- **TASK**
Counting only lines that hold "screenshot", give the total and nothing more.

- **MATERIAL FOR THIS EXERCISE**

■ ■ ■ ■ ■ ■ ■

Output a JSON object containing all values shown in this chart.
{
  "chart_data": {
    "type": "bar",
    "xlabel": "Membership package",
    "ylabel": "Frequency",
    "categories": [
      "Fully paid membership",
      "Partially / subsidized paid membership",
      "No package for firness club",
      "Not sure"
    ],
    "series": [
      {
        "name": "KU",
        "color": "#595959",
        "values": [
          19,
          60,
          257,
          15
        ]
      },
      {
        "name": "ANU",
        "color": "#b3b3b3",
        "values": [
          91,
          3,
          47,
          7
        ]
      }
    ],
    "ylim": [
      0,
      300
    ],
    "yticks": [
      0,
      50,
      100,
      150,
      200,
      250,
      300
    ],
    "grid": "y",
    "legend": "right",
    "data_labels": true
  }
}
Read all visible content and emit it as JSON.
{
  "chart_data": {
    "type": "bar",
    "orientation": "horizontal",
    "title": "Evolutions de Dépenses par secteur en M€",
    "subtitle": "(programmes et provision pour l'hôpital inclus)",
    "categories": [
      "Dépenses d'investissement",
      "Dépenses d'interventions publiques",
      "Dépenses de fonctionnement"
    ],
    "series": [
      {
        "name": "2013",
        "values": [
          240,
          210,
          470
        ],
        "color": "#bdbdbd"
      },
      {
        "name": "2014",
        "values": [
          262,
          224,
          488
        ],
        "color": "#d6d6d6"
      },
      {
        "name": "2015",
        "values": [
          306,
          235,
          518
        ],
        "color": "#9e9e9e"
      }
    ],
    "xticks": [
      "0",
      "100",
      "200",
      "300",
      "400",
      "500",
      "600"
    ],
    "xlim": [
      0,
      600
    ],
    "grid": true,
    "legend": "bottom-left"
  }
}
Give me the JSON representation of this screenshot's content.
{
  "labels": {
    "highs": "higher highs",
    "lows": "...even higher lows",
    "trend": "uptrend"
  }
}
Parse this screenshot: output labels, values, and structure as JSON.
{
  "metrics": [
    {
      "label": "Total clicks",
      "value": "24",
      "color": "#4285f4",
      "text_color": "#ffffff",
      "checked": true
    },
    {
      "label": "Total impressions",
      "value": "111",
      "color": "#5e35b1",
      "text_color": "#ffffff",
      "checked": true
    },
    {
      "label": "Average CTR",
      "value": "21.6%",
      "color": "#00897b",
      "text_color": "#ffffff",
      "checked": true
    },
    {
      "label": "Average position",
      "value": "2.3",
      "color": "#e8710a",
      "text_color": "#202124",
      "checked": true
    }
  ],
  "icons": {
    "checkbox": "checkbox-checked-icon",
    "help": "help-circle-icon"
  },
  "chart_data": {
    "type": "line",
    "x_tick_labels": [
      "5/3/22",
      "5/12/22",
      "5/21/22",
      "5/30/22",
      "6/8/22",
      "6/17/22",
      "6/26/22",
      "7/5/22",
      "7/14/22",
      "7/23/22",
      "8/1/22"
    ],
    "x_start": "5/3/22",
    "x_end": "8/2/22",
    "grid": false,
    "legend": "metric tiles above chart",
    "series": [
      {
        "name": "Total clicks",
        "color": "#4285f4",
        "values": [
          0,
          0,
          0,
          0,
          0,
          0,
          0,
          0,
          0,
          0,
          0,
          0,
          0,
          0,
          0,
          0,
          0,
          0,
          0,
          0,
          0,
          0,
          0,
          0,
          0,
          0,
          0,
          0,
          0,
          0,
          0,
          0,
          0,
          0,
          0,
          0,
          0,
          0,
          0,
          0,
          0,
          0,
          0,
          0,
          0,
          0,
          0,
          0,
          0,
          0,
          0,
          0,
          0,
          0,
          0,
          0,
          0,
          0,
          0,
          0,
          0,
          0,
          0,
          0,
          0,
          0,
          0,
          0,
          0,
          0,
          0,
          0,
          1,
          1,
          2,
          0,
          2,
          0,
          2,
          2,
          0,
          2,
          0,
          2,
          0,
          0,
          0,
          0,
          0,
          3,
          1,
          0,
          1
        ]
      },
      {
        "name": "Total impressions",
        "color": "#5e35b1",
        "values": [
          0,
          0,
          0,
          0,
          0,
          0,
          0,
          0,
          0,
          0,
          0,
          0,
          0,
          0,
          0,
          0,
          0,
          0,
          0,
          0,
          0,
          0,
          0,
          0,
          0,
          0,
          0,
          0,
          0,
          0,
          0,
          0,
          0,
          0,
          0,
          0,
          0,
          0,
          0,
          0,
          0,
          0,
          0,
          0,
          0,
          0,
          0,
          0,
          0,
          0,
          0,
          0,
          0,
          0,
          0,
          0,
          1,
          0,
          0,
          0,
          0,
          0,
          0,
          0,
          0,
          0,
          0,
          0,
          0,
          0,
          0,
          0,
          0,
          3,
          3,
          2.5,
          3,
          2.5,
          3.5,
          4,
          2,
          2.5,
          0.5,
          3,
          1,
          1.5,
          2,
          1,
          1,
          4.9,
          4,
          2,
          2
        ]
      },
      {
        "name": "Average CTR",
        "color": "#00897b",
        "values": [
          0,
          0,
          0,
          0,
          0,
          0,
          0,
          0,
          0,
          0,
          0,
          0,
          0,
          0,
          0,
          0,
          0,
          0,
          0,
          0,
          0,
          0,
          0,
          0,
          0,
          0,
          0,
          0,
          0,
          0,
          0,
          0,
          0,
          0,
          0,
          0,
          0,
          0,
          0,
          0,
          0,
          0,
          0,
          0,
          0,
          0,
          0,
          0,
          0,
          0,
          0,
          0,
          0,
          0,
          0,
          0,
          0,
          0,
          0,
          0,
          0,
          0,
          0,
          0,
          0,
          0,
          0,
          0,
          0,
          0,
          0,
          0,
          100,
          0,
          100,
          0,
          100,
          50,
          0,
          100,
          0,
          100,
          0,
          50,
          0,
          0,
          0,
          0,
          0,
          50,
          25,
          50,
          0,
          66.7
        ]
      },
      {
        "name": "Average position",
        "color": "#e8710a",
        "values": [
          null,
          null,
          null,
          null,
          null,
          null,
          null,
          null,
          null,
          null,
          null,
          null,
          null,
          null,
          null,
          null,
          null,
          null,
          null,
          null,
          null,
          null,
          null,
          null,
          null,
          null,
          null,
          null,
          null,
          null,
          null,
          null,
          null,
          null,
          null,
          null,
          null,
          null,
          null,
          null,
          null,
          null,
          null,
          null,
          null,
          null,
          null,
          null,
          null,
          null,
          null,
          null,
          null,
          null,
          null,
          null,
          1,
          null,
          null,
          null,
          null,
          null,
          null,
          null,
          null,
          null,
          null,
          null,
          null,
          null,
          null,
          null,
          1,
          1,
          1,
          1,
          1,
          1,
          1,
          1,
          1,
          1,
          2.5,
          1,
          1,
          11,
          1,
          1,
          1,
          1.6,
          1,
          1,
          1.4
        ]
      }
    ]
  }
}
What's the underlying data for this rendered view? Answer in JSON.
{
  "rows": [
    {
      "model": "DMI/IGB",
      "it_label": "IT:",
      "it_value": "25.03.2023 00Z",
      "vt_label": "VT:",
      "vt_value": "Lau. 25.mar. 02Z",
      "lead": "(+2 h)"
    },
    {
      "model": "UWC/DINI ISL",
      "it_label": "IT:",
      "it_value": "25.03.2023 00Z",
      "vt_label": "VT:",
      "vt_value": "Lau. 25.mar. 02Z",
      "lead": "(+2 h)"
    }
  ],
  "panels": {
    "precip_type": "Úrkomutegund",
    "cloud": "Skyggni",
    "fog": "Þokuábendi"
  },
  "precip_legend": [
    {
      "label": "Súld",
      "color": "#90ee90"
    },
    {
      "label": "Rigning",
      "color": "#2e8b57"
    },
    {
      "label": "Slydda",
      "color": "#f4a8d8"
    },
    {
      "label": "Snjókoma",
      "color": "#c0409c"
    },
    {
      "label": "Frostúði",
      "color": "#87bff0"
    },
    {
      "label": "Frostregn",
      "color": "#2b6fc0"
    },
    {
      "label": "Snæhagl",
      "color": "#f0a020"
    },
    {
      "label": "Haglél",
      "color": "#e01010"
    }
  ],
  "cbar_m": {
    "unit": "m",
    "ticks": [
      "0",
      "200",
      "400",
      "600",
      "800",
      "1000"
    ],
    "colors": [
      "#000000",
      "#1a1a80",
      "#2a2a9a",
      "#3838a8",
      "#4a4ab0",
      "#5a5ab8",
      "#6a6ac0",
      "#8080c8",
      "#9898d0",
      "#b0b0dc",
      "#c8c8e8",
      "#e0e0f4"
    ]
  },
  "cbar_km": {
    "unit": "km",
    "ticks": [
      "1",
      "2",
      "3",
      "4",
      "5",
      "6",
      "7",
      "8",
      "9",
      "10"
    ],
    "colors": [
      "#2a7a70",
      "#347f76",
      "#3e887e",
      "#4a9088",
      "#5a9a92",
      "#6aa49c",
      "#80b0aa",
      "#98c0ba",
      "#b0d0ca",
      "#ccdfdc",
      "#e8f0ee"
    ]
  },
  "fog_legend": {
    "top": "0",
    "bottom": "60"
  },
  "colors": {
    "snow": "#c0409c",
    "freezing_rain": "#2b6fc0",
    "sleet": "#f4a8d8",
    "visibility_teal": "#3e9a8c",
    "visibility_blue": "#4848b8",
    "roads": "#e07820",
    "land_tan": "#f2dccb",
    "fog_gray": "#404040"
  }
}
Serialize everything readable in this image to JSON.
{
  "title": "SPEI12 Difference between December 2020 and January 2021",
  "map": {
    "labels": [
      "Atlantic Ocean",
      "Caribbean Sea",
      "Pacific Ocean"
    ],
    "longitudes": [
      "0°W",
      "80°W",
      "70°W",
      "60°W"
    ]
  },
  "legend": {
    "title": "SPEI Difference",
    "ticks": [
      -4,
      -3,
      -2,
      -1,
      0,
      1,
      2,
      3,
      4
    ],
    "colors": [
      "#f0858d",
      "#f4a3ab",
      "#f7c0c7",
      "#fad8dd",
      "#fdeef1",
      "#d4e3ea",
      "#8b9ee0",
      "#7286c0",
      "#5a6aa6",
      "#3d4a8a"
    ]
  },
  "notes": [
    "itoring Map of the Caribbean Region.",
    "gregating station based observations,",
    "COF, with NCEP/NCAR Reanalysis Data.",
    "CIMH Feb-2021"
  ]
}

■ ■ ■ ■ ■ ■ ■

- **RESULT OF THIS TASK**
2